Additionally, Gupta et al. [60] reviewed a solar ORC and its polygeneration applications. The authors reported 160 references to systems related to the topic, most of which analyzed systems for the production of electricity and heating, electricity, heating and cooling, electricity, heating, and freshwater, among other applications. Regarding the systems studied for electricity and cooling, in almost all cases, the systems were integrated using an ORC and a VCRC, while just a couple of them used absorption systems; however, in both cases, the absorption systems were not used for cooling production but for heating or fresh water.
From the literature reviewed, it is clear that there have been many studies of ORC driven with solar energy [60] for a wide range of applications. Also, many studies have been reported for the simultaneous production of power and cooling, but most of these studies integrate a VCRC into an ORC [47][49][50]. Also, many systems have used an ERC for cooling purposes [51][52][53]. Only a few studies have integrated an ACS for cooling production [54][55][56][57], and in fact, just the system analyzed by Grosu et al. [59] was driven by solar energy. Thus, it is clear that there is a lack of studies integrating ORC and ACS for the simultaneous production of power and cooling driven by solar energy. Additionally, it was observed that, in all the cases in which an ACS was integrated into an ORC, the ACS operated with the H2O–LiBr mixture, thus limiting their applications just for air conditioning without the possibility of producing cooling under 0 °C. Therefore, the present study proposes and analyzes the theoretical performance of an integrated organic Rankine cycle/single-effect absorption cooling system (ORC–ACS) driven by a solar system composed of a commercial Parabolic Trough Solar Collector (PTSC) coupled to thermal storage. For that purpose, the analysis considered the solar conditions available in Temixco, Morelos, Mexico. The solar analysis was carried out using the NREL System Advisor Model (SAM 2022.11.21 version) software [61], whose output values for thermal load and temperature (delivered by the solar system) characterize the thermal input to the integrated cooling and power system. Thus, the cooling and power production will be assessed under the specified conditions.
As for the working fluids selection, the proposed fluids for the system are benzene, toluene, cyclohexane, and R123 for the ORC and the ammonia–water (NH3–H2O) mixture for the ACS. The choice of the organic fluids was based on previous reports [4][62][63][64], where the best efficiencies for the organic Rankine cycles operated in similar conditions to those of the present research were obtained with benzene, toluene, and cyclohexane. As for the selection of R123, it was influenced by several recommendations in the literature [65][66][67][68], mainly considering the thermodynamic and environmental performances achieved. The organic fluids chosen are dry fluids suitable for the ORC operation. Some relevant properties of these fluids are presented in Table 1.

* [DATASET EXCERPT]:
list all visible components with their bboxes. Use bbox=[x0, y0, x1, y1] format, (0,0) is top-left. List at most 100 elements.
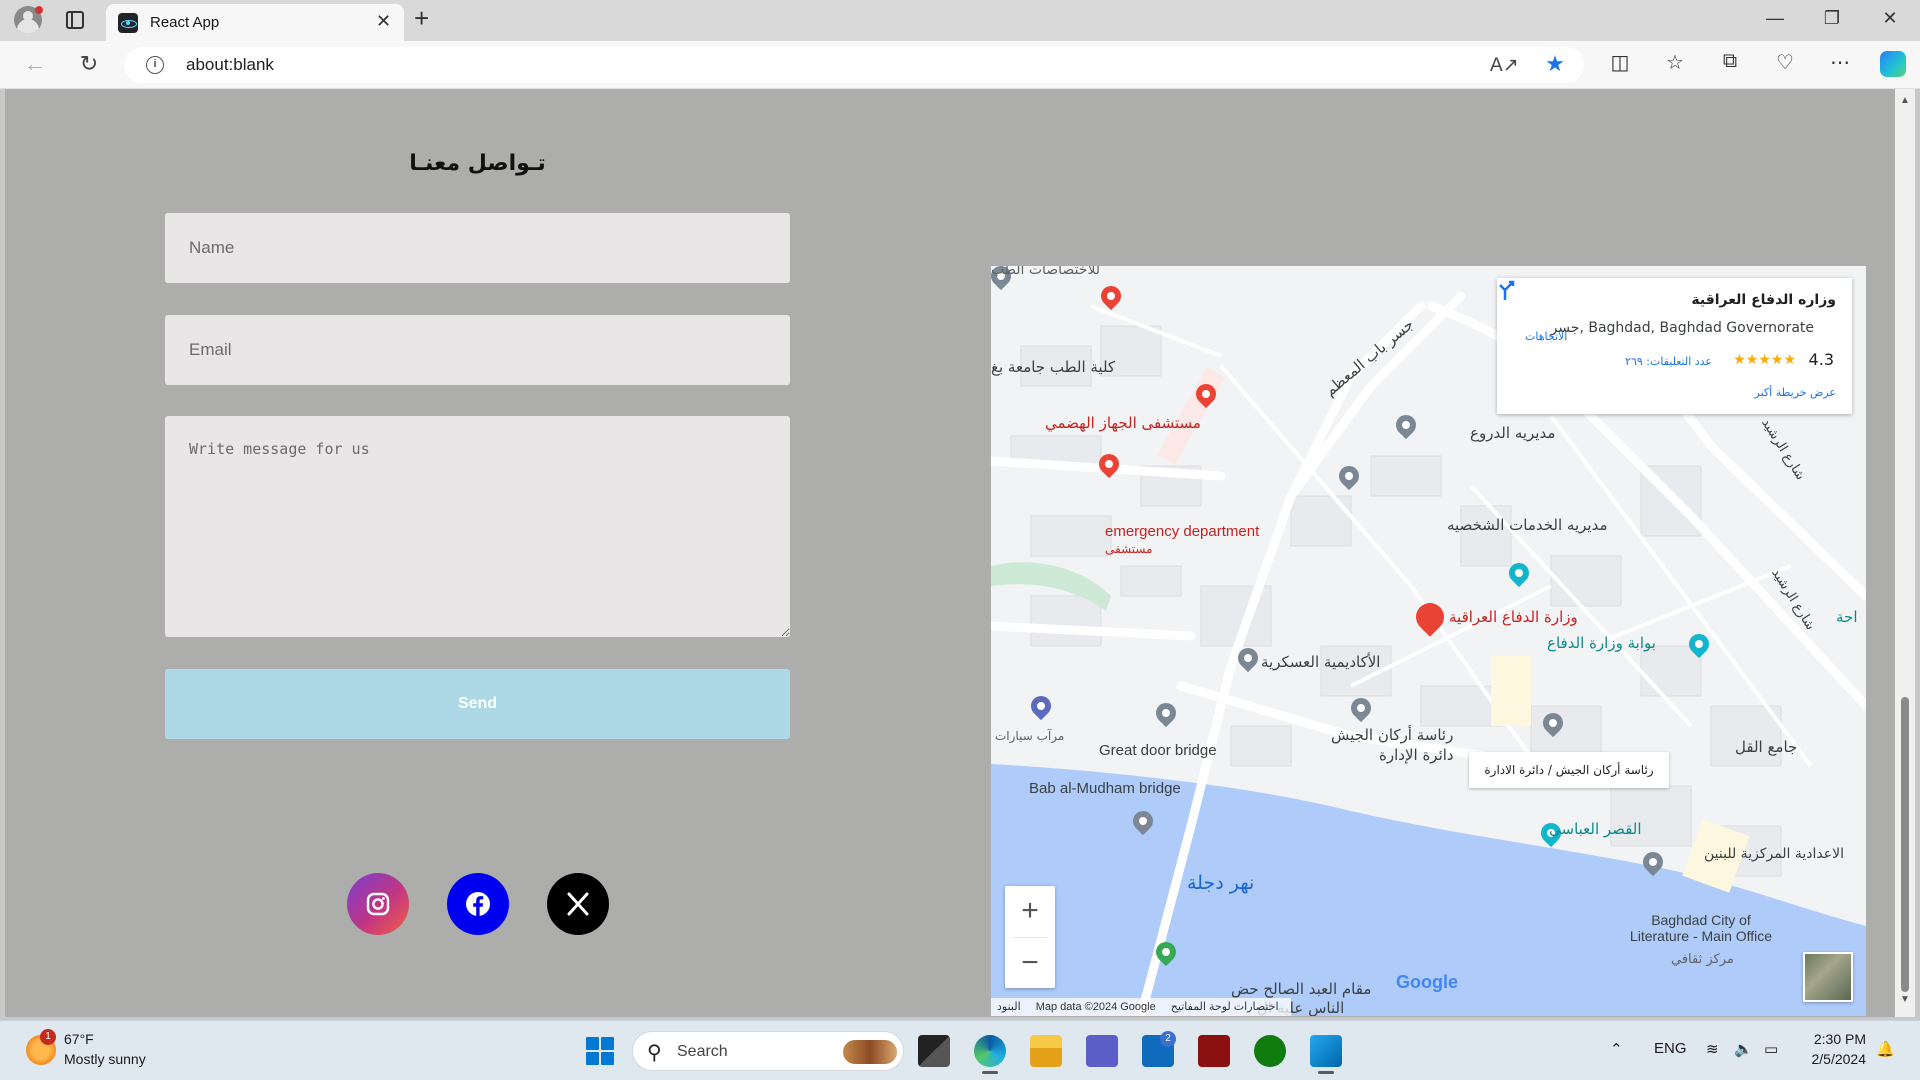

* [DIRECTIONS FOR THIS TASK]: In the text passage on the solar-driven ORC–ACS study, whose solar conditions were used for the analysis?

* [ANSWER TO THE PROBLEM]: Temixco, Morelos, Mexico